TASK DESCRIPTION: Wherever the string "element" occurs in a line of these records, report that line.

EXERCISE INPUTS:
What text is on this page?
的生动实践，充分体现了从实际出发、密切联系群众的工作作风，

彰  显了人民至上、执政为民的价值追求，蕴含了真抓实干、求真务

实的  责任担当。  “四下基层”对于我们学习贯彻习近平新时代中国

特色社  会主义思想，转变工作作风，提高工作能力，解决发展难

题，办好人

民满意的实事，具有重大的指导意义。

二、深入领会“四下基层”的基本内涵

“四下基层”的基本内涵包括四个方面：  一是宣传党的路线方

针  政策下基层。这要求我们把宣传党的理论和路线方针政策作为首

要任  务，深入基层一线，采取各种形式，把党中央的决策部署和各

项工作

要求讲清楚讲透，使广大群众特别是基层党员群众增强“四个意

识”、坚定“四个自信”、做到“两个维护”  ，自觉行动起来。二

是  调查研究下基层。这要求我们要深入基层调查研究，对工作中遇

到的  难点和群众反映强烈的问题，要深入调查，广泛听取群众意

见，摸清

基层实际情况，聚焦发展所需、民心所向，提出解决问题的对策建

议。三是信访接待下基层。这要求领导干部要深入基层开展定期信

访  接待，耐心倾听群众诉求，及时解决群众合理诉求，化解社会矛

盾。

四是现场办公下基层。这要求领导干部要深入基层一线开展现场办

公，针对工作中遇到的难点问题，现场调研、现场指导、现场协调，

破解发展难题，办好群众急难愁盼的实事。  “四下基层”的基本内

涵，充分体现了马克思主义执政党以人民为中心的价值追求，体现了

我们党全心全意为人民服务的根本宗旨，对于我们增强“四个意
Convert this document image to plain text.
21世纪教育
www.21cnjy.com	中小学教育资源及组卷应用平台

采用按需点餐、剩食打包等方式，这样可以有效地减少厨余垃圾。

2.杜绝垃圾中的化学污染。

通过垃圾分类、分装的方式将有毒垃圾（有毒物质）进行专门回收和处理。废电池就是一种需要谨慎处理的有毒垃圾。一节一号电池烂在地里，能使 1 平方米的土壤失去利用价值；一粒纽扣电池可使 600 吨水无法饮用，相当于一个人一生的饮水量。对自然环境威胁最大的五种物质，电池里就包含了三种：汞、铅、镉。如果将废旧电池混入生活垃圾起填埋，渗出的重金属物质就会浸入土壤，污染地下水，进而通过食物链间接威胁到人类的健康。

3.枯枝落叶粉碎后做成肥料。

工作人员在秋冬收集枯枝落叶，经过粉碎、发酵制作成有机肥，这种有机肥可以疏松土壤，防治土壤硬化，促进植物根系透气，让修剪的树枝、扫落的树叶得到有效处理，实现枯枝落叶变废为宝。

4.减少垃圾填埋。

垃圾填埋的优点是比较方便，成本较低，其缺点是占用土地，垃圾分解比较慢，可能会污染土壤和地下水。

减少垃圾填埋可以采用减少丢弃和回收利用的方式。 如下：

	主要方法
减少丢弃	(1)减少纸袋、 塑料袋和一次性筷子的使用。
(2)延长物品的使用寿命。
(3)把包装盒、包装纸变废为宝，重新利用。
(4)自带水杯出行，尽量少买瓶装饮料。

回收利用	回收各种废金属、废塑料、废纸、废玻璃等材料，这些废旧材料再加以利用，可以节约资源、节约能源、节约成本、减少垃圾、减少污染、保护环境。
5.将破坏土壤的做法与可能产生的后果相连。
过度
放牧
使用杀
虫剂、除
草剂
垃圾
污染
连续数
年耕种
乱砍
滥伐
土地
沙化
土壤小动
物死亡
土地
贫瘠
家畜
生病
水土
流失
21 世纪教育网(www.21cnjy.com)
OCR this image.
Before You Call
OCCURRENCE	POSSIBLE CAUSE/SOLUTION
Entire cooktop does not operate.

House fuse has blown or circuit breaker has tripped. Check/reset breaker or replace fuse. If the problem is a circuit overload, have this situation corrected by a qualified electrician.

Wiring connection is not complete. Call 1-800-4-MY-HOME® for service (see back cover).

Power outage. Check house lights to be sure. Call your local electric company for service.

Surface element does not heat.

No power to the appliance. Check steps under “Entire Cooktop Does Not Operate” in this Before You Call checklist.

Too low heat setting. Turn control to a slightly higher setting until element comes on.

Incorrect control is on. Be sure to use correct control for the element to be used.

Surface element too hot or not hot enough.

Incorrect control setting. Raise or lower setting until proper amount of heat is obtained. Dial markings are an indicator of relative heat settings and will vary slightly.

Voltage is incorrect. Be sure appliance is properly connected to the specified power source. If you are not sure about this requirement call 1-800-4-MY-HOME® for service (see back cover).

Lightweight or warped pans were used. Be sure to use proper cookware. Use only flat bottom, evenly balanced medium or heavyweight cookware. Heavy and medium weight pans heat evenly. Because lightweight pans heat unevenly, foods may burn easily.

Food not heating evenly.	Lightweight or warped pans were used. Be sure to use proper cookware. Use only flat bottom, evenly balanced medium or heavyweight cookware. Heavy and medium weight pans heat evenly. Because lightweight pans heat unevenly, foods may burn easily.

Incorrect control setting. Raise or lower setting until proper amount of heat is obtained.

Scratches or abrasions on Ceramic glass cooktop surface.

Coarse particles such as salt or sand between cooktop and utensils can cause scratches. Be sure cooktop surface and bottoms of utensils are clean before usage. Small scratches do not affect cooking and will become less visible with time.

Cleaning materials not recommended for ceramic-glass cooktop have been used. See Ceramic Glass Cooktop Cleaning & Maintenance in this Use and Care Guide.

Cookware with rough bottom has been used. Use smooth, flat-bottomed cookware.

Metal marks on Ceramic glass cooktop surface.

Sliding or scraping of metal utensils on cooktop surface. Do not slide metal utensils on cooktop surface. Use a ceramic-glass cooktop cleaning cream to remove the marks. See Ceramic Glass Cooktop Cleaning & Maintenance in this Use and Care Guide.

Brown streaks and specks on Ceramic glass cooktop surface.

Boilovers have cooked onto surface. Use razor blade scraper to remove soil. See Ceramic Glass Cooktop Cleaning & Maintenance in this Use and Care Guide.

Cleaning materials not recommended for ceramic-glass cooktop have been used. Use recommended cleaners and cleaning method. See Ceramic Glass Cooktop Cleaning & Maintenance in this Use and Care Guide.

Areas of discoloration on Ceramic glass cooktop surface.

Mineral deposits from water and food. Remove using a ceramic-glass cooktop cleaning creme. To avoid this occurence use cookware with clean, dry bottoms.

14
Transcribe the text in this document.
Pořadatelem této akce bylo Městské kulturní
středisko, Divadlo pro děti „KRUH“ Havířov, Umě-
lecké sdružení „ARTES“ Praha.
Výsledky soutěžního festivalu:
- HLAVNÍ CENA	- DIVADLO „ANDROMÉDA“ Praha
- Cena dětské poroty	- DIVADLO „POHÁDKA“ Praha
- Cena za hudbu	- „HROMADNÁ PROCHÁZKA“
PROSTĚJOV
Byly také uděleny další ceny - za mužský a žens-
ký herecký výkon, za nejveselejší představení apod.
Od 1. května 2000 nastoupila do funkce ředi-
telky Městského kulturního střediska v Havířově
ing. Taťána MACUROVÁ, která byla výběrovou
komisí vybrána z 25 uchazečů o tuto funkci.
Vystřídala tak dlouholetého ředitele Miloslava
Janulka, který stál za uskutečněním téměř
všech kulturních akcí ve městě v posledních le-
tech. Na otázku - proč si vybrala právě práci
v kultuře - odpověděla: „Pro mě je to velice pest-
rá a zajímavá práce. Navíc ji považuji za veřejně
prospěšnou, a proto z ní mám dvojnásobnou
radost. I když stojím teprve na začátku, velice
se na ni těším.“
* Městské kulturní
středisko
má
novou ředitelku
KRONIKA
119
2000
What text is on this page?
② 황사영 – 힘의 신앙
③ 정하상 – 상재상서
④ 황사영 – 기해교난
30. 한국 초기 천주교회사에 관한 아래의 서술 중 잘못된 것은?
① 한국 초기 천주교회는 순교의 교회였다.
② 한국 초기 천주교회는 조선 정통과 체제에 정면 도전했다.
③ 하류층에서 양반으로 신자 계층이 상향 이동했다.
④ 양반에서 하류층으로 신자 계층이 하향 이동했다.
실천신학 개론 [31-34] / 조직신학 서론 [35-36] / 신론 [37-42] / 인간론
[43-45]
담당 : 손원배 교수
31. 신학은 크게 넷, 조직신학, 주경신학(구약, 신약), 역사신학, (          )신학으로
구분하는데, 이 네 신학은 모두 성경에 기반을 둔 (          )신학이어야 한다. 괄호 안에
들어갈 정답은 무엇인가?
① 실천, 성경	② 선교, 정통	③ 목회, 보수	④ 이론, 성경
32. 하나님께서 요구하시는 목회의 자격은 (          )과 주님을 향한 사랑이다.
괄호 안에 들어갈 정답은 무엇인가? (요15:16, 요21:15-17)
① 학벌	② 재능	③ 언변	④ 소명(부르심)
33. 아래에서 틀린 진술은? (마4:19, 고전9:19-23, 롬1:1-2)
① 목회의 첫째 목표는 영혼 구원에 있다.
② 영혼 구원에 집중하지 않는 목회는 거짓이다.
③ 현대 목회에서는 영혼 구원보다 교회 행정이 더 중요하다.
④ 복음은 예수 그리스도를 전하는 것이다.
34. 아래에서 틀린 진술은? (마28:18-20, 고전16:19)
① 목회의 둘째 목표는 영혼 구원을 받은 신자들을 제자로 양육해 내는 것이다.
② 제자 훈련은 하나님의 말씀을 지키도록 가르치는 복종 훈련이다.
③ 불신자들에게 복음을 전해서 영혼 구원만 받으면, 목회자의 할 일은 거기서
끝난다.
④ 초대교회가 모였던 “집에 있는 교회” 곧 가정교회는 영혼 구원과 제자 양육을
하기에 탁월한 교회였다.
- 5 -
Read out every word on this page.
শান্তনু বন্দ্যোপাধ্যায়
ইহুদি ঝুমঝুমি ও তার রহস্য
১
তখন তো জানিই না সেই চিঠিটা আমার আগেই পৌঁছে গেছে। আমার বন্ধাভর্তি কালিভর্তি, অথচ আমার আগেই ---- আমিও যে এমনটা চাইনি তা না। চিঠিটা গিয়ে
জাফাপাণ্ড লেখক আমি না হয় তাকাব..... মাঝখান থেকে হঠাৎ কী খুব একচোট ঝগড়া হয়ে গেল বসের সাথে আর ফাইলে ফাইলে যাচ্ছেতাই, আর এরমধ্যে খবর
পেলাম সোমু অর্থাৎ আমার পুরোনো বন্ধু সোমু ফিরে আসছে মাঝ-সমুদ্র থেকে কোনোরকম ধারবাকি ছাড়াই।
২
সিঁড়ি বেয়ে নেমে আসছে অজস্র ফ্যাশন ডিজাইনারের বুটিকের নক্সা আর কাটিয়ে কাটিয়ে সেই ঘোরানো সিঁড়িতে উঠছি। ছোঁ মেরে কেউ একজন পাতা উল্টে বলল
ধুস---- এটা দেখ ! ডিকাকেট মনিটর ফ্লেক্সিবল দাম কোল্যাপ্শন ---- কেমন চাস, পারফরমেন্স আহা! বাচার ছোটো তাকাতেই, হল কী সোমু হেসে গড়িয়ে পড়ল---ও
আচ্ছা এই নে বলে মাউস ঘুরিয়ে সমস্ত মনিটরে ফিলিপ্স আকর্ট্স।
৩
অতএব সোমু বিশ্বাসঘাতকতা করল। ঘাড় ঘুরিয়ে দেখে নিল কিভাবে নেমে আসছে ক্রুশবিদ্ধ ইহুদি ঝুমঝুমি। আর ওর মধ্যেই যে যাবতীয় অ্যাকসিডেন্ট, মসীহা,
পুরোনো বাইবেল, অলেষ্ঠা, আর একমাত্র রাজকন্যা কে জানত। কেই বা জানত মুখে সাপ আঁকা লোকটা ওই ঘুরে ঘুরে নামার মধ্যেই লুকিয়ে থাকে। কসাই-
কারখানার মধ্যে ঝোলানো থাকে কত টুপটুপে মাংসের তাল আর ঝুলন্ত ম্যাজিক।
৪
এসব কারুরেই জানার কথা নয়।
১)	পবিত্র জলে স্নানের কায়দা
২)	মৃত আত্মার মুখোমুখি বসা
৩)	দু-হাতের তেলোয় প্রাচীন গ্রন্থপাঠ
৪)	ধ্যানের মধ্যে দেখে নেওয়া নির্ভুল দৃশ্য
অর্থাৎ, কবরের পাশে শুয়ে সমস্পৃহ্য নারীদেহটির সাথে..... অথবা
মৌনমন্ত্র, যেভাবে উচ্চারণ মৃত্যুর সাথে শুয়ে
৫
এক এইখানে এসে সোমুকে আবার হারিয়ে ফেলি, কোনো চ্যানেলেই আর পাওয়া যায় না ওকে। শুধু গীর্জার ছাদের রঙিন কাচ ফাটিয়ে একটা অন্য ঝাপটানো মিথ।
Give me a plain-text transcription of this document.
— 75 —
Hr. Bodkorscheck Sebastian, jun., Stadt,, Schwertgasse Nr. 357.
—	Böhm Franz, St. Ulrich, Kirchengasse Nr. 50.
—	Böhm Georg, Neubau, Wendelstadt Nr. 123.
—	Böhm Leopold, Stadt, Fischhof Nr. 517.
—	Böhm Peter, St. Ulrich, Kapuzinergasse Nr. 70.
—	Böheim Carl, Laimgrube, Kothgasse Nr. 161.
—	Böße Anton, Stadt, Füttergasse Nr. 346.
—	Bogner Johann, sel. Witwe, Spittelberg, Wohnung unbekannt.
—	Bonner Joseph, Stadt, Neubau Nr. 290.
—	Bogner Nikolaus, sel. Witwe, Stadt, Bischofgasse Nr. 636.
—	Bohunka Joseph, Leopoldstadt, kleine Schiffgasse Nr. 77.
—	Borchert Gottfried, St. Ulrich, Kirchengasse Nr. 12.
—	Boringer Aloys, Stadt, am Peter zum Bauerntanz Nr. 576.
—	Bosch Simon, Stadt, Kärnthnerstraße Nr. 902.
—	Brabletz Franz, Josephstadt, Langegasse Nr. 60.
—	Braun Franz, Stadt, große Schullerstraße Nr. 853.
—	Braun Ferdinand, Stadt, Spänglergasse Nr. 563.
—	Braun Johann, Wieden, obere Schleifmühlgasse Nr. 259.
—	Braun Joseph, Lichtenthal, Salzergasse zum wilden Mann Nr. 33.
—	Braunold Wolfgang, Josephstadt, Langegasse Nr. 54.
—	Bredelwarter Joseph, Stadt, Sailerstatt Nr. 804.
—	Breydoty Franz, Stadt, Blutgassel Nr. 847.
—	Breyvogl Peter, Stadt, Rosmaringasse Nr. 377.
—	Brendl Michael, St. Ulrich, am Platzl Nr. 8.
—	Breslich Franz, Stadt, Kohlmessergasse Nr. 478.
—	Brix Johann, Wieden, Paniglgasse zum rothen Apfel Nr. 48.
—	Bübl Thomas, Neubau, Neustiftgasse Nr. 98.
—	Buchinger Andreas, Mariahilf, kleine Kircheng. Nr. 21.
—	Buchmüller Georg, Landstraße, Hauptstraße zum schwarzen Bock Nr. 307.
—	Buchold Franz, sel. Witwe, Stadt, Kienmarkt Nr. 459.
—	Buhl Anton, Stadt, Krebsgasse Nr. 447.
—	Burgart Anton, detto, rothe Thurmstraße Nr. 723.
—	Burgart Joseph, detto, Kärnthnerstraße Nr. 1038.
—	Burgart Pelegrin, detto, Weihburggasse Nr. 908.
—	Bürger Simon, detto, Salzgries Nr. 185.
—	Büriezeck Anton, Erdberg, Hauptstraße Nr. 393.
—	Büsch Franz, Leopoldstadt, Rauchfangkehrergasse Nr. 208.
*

SOLUTION TO THIS TASK:
Surface element does not heat.
Too low heat setting. Turn control to a slightly higher setting until element comes on.
Incorrect control is on. Be sure to use correct control for the element to be used.
Surface element too hot or not hot enough.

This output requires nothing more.